**** DATA LINES
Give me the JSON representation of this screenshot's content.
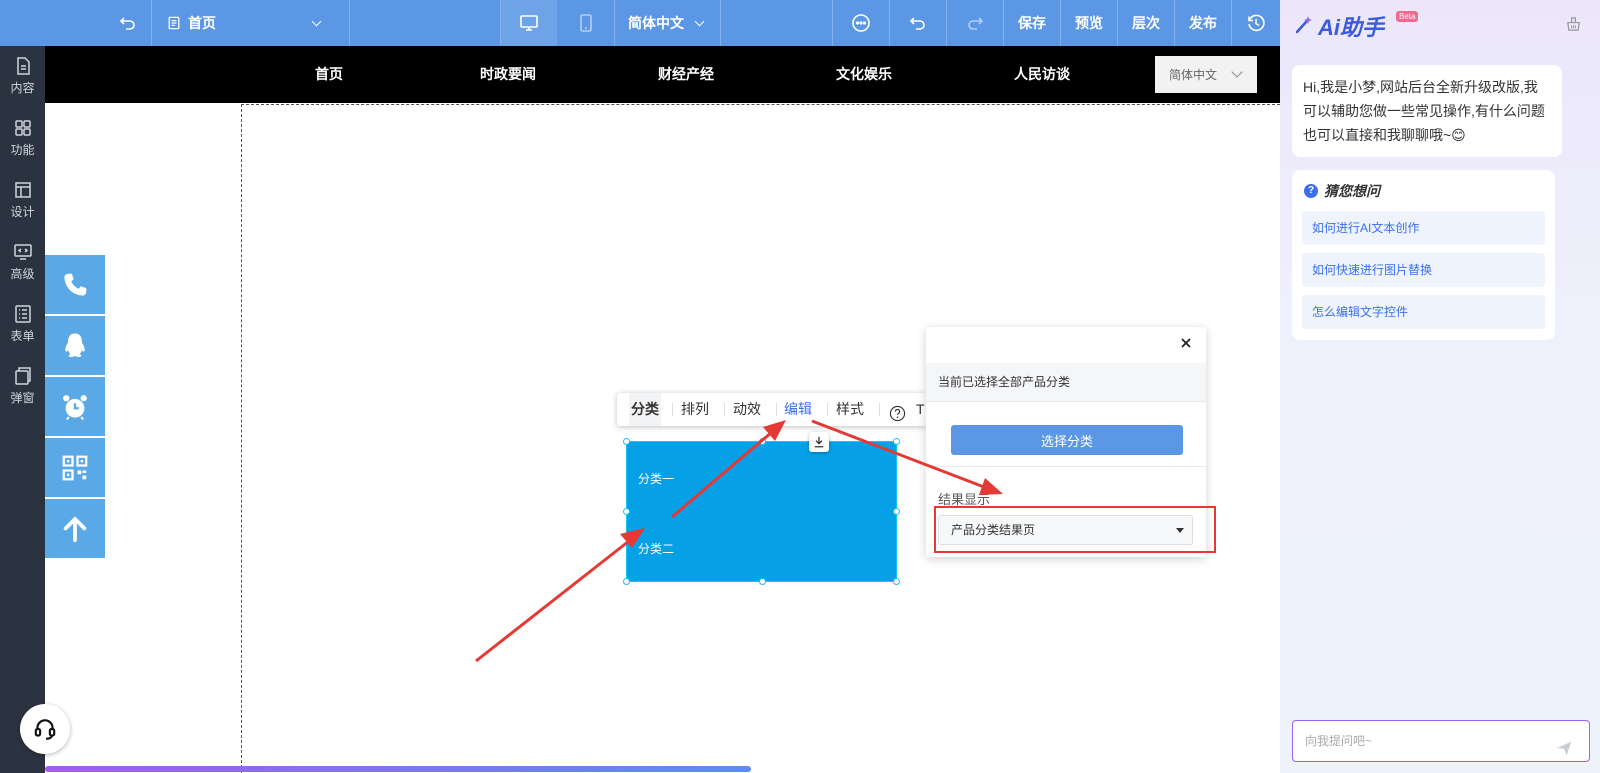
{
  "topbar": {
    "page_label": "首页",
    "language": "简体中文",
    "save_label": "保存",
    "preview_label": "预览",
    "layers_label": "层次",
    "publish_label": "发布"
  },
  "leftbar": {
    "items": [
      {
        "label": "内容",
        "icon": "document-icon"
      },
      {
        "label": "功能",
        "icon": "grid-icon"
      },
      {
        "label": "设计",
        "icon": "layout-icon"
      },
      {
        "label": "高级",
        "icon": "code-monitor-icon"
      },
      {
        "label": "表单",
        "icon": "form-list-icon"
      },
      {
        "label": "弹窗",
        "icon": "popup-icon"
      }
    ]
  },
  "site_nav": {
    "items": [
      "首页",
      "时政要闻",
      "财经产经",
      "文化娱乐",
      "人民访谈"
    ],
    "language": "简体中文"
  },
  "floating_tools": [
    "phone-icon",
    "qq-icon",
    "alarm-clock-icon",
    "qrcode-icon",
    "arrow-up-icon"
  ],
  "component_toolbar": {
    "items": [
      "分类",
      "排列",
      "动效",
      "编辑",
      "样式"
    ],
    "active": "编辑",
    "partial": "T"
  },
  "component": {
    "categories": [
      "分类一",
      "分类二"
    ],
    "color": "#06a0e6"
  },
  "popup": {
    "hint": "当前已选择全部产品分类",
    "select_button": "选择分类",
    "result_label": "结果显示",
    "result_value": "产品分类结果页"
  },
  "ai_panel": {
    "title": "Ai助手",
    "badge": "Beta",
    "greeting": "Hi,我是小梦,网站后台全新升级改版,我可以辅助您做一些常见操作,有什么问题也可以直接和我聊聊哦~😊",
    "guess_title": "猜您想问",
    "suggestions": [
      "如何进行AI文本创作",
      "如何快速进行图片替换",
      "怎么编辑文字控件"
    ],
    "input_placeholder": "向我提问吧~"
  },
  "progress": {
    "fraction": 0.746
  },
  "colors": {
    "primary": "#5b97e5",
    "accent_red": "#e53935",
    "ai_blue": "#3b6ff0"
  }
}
********
**** DATA LINES
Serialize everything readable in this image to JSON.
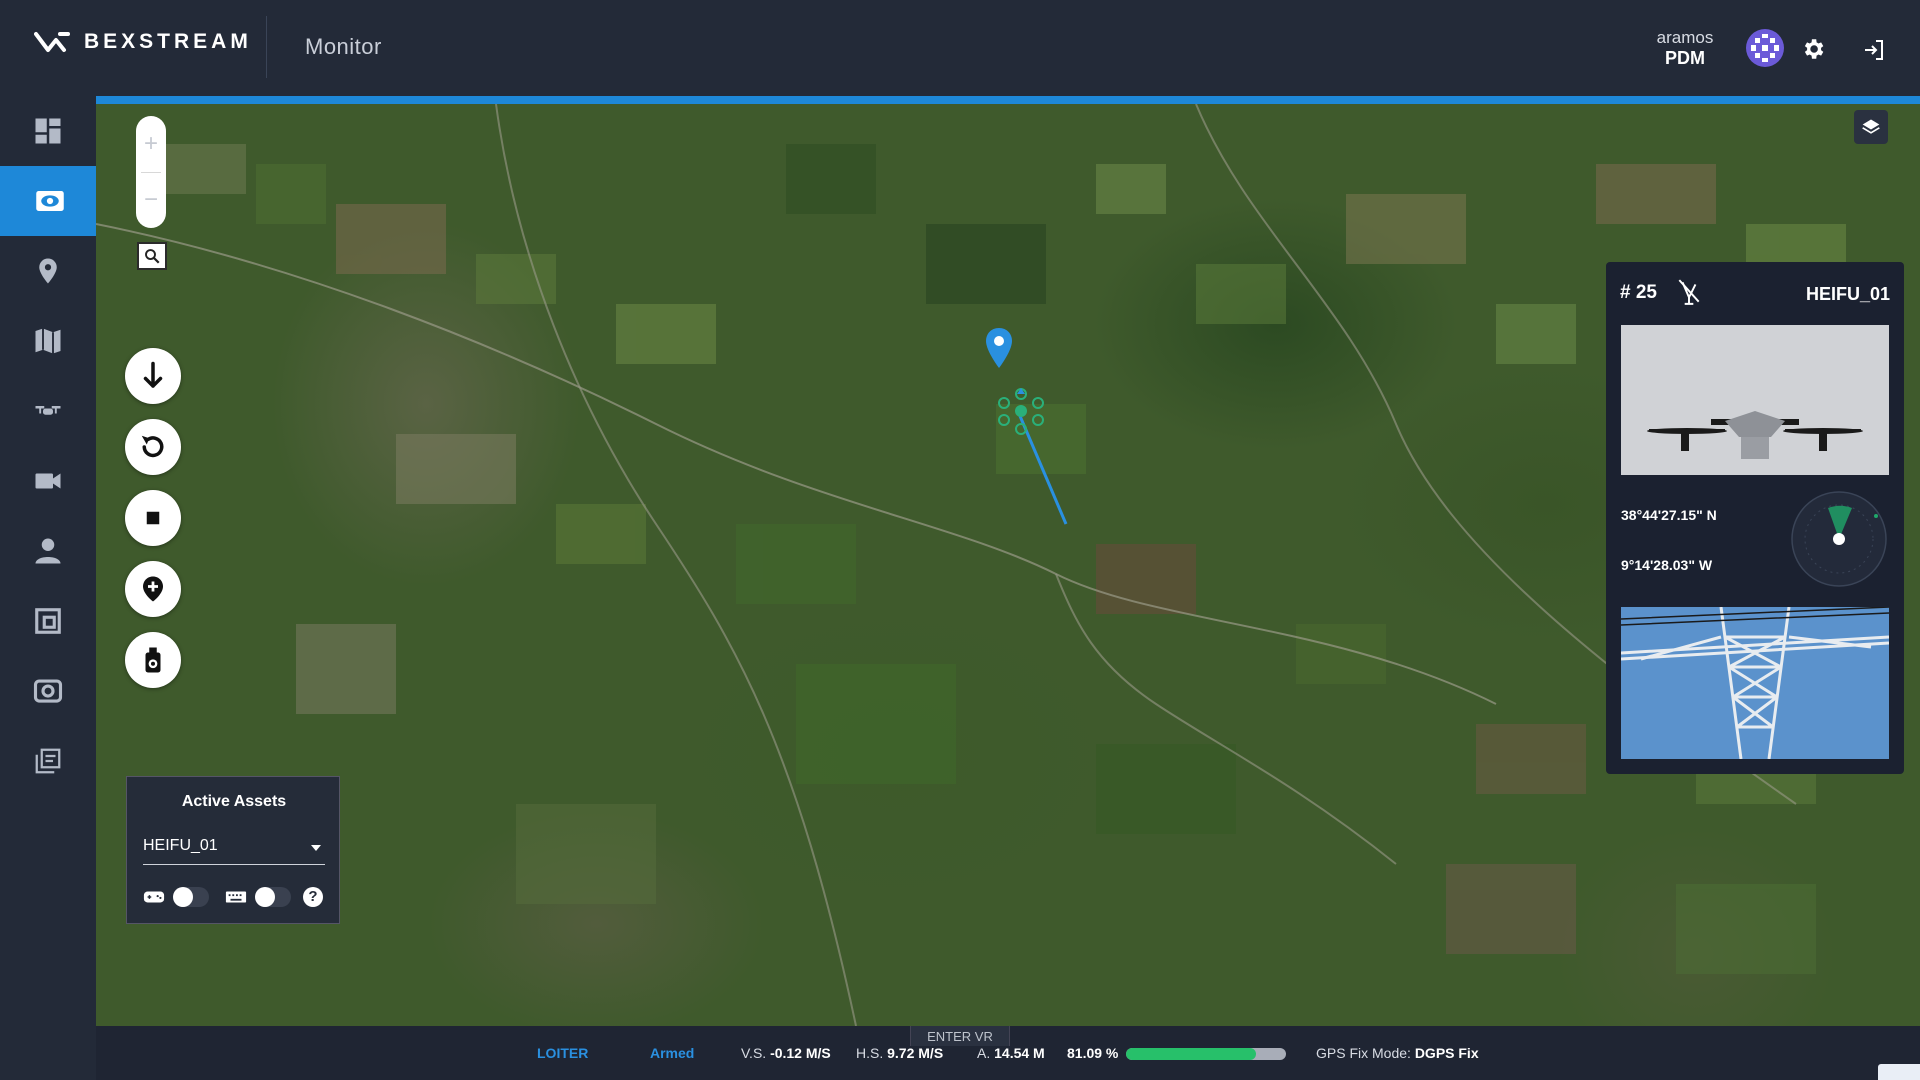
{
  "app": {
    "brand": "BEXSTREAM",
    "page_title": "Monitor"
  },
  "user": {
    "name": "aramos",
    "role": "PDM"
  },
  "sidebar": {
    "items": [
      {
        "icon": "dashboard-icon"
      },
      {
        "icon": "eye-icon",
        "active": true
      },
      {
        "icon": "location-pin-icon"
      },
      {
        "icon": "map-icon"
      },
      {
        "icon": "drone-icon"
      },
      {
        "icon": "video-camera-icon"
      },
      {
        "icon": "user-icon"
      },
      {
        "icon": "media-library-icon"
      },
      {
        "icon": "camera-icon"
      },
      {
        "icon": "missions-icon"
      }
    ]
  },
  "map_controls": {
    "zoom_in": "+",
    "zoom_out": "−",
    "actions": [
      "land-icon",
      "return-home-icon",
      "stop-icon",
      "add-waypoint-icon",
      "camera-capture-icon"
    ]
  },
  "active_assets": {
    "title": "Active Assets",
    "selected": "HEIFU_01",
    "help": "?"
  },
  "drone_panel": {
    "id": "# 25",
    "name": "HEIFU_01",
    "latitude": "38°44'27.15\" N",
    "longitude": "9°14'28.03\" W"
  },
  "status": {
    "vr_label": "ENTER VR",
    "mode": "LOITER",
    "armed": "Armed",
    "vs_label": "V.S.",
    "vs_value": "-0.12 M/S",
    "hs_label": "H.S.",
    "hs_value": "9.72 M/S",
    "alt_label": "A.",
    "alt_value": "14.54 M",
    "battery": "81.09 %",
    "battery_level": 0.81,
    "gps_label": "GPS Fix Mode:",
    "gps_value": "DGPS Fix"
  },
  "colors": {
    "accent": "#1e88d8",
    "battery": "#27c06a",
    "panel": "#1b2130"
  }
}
********
*AIM OF THE EXERCISE*. List all lines holding the string "JSON".

*SOLUTION FOR THIS EXERCISE*.
Give me the JSON representation of this screenshot's content.
Serialize everything readable in this image to JSON.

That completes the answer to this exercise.